→ DESCRIPTION OF THE TASK
Write the records below out again exactly as given, with no images.

--- begin ---

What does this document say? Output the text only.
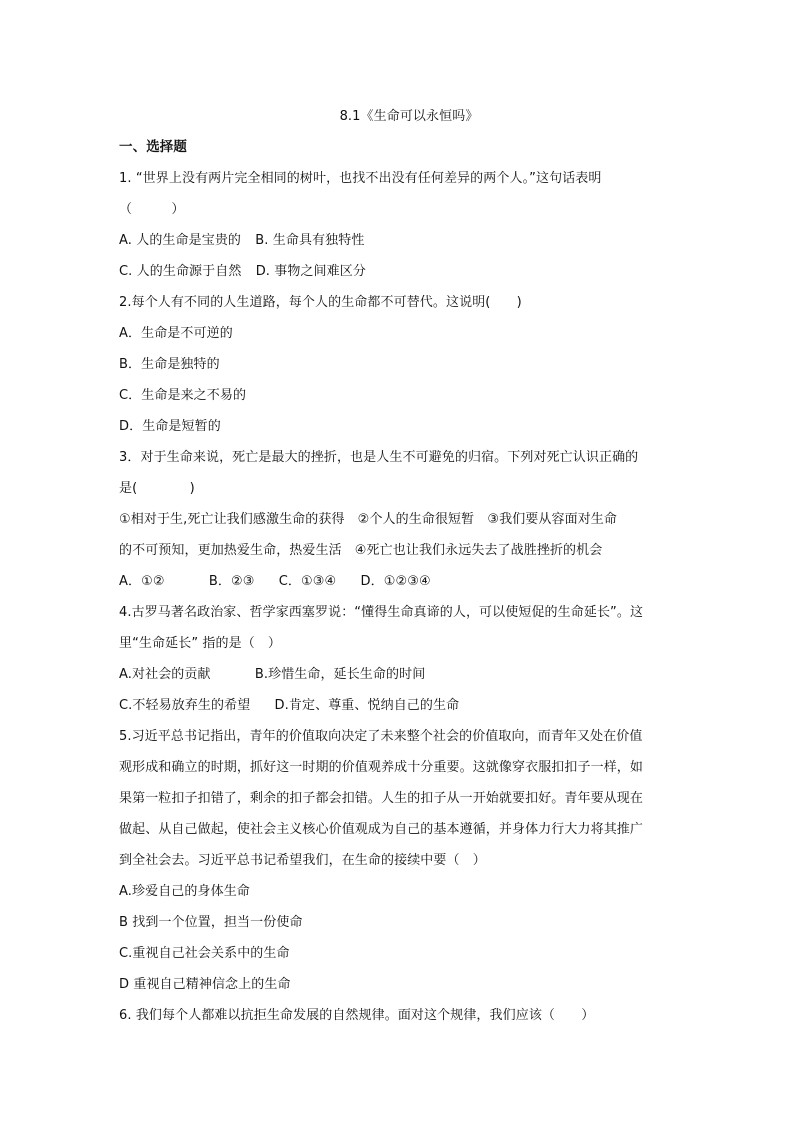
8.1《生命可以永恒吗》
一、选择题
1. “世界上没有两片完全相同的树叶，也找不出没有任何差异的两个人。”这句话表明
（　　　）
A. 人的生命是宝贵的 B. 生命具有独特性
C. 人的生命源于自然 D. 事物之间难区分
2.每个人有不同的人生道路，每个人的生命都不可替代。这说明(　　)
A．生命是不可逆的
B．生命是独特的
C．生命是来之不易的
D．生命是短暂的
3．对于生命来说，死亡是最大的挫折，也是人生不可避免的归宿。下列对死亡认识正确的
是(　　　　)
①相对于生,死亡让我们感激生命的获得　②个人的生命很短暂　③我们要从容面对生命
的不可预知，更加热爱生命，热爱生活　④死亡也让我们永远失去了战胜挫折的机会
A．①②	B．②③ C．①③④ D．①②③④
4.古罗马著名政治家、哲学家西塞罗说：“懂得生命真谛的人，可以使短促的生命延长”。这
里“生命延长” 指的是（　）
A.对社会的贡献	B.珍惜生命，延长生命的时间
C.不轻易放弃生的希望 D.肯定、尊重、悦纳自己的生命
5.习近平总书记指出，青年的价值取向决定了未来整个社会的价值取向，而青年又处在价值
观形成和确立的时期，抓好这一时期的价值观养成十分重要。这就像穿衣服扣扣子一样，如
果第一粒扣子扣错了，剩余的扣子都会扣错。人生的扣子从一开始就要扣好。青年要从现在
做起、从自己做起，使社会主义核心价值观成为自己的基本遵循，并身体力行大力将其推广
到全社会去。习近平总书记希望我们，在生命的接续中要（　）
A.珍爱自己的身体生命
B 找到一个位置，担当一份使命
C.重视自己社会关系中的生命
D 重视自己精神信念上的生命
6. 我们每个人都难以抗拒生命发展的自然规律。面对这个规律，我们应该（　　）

--- end ---

→ COMPLETE ANSWER
What does this document say? Output the text only.
8.1《生命可以永恒吗》
一、选择题
1. “世界上没有两片完全相同的树叶，也找不出没有任何差异的两个人。”这句话表明
（　　　）
A. 人的生命是宝贵的 B. 生命具有独特性
C. 人的生命源于自然 D. 事物之间难区分
2.每个人有不同的人生道路，每个人的生命都不可替代。这说明(　　)
A．生命是不可逆的
B．生命是独特的
C．生命是来之不易的
D．生命是短暂的
3．对于生命来说，死亡是最大的挫折，也是人生不可避免的归宿。下列对死亡认识正确的
是(　　　　)
①相对于生,死亡让我们感激生命的获得　②个人的生命很短暂　③我们要从容面对生命
的不可预知，更加热爱生命，热爱生活　④死亡也让我们永远失去了战胜挫折的机会
A．①②	B．②③ C．①③④ D．①②③④
4.古罗马著名政治家、哲学家西塞罗说：“懂得生命真谛的人，可以使短促的生命延长”。这
里“生命延长” 指的是（　）
A.对社会的贡献	B.珍惜生命，延长生命的时间
C.不轻易放弃生的希望 D.肯定、尊重、悦纳自己的生命
5.习近平总书记指出，青年的价值取向决定了未来整个社会的价值取向，而青年又处在价值
观形成和确立的时期，抓好这一时期的价值观养成十分重要。这就像穿衣服扣扣子一样，如
果第一粒扣子扣错了，剩余的扣子都会扣错。人生的扣子从一开始就要扣好。青年要从现在
做起、从自己做起，使社会主义核心价值观成为自己的基本遵循，并身体力行大力将其推广
到全社会去。习近平总书记希望我们，在生命的接续中要（　）
A.珍爱自己的身体生命
B 找到一个位置，担当一份使命
C.重视自己社会关系中的生命
D 重视自己精神信念上的生命
6. 我们每个人都难以抗拒生命发展的自然规律。面对这个规律，我们应该（　　）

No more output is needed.